__Request__. Reproduce the passage of the Monuments Men review from "Monuments Men, Monuments" up to and including "star, before Fail-Safe.)", word for word.

__Document passage__.
Tuesday, August 5, 2014

Monuments Men, Monuments Meh...

George Clooney has an interesting sense of history, be it American history or film history.  I tend to think that he means well.  He's been a part of numerous "based-on-true-stories" films like Three Kings and The Men who Stare at Goats.  He did a moderately amusing tribute to football history (and more precisely old football movies) with Leatherheads.  He's also taken risks on remakes of noted films like Ocean's Eleven, and as a tribute to the early days of live television drama, he remade Sidney Lumet's Fail-Safe as a live-tv event. (Worth noting that he was the prime mover in a special live-broadcast episode of E.R., the series that made him a star, before Fail-Safe.)

The Monuments Men is Clooney's tribute to a special group of people who marched alongside the Allied armies as they pushed back the Nazis in an effort to save as much art and architecture as they could, rescuing lost, damaged and stolen works from museums and private collectors.  Clooney's narrative style is very much old-fashioned too, with hardly a trace of irony (despite the presence of Bill Murray and Bob Balaban).  It gives us a clear sense of purpose, and tackles at least partly the theme of redemption; the one British officer working with the team has disgraced himself due to alcoholism, but in his efforts to prevent the movement of Michelangelo's Madonna and Child statue by the Nazis back to Germany, he is killed and thus properly martyred.  The melodramatic question is asked at the end: was it worth it, to lose the lives of two members of his team to rescue thousands of works of art, the Clooney character answers, yeah:  but in a sappy twist, the final "yeah" is delivered not by George, but by his dad Nick, the former AMC host (who no doubt gave George his sense of film history).  The film has its amusing moments, pulls at the sentiment strings without quite snapping them off, and remains reasonably sincere.

__Entries provided__.
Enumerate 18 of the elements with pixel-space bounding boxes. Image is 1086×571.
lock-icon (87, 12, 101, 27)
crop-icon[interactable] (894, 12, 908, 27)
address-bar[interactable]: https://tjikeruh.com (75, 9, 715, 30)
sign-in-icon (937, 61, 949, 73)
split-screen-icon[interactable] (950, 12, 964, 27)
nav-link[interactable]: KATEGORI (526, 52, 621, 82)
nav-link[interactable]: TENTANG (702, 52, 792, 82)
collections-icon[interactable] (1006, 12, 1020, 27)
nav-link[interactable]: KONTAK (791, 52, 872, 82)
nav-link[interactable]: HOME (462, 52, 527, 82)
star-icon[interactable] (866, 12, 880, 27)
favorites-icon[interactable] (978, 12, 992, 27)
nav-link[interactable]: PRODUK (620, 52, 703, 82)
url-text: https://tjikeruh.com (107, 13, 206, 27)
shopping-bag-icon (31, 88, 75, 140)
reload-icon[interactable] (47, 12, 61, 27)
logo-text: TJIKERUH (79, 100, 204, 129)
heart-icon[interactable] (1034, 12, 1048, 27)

==

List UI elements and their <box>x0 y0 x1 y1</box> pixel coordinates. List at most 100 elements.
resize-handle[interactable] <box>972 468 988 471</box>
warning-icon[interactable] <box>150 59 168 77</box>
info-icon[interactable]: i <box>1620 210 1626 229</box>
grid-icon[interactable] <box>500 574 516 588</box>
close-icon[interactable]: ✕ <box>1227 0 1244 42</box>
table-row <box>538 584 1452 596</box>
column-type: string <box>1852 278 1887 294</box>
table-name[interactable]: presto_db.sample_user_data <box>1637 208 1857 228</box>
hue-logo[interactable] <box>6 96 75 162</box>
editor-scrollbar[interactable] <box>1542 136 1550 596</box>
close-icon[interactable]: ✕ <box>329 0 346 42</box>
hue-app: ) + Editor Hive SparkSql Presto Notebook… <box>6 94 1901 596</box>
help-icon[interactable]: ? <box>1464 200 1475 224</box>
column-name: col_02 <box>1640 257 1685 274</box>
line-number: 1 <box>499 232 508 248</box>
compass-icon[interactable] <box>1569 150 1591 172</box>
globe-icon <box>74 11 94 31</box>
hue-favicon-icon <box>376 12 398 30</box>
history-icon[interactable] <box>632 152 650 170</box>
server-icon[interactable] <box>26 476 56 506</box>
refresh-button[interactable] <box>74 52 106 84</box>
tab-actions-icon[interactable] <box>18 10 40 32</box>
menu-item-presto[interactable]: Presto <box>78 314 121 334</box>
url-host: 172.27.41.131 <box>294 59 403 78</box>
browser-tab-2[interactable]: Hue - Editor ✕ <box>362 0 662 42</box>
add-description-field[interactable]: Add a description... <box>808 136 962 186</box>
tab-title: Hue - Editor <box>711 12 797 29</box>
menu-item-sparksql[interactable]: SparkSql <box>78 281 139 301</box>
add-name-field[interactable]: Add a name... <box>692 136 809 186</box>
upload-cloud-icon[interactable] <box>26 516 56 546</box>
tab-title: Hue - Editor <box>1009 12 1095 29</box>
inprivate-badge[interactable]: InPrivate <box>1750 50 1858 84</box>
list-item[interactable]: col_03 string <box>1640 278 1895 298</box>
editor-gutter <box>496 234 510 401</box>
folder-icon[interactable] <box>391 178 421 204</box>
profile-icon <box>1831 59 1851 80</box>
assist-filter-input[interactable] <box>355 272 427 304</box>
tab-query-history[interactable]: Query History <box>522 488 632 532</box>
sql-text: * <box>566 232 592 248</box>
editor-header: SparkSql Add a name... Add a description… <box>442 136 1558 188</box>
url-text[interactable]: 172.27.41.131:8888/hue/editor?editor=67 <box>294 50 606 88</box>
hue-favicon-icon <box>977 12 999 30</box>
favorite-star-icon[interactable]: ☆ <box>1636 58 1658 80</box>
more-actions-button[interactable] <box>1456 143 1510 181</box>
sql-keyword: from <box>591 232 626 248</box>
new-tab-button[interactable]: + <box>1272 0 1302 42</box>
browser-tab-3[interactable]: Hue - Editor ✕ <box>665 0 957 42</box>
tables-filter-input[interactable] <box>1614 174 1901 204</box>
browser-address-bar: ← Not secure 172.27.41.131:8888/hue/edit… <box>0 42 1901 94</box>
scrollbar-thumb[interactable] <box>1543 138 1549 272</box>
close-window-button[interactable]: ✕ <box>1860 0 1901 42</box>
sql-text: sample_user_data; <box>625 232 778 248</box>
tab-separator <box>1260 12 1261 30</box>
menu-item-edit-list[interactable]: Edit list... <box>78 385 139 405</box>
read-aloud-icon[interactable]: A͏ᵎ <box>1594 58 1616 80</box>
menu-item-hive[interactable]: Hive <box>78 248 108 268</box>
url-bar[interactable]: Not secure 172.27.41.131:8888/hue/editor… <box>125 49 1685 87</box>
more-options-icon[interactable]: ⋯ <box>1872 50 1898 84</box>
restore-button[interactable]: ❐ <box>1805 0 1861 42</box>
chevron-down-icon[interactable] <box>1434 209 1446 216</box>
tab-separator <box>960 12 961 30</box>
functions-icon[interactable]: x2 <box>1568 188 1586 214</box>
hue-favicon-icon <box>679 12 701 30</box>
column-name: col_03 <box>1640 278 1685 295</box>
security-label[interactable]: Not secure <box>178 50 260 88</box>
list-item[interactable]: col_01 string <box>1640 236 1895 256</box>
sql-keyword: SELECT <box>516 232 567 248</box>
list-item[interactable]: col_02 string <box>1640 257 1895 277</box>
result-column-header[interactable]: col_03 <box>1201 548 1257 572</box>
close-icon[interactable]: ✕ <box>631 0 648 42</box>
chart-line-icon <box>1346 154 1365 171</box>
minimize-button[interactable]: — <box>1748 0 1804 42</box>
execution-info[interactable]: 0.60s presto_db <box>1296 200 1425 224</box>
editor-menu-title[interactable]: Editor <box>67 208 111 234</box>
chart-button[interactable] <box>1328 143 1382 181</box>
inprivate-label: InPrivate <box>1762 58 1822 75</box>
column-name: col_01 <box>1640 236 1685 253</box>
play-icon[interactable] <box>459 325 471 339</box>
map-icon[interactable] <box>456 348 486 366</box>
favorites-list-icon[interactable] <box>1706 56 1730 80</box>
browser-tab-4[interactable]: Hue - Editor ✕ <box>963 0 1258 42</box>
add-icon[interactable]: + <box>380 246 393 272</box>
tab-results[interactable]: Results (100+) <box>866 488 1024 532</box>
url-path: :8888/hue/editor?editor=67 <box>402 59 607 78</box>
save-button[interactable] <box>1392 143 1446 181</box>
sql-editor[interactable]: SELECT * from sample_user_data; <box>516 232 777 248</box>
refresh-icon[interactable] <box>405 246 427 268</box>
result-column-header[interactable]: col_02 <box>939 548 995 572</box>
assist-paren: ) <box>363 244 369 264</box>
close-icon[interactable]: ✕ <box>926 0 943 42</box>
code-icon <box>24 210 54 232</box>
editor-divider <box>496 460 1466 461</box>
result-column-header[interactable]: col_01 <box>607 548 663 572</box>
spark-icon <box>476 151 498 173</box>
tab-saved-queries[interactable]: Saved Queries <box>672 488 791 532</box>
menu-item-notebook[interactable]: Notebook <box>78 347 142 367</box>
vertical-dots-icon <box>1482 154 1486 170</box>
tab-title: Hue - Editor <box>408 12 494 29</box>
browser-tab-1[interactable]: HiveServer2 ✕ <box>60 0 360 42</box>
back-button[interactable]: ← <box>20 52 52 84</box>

__Finished task__.
Monuments Men, Monuments Meh...

George Clooney has an interesting sense of history, be it American history or film history.  I tend to think that he means well.  He's been a part of numerous "based-on-true-stories" films like Three Kings and The Men who Stare at Goats.  He did a moderately amusing tribute to football history (and more precisely old football movies) with Leatherheads.  He's also taken risks on remakes of noted films like Ocean's Eleven, and as a tribute to the early days of live television drama, he remade Sidney Lumet's Fail-Safe as a live-tv event. (Worth noting that he was the prime mover in a special live-broadcast episode of E.R., the series that made him a star, before Fail-Safe.)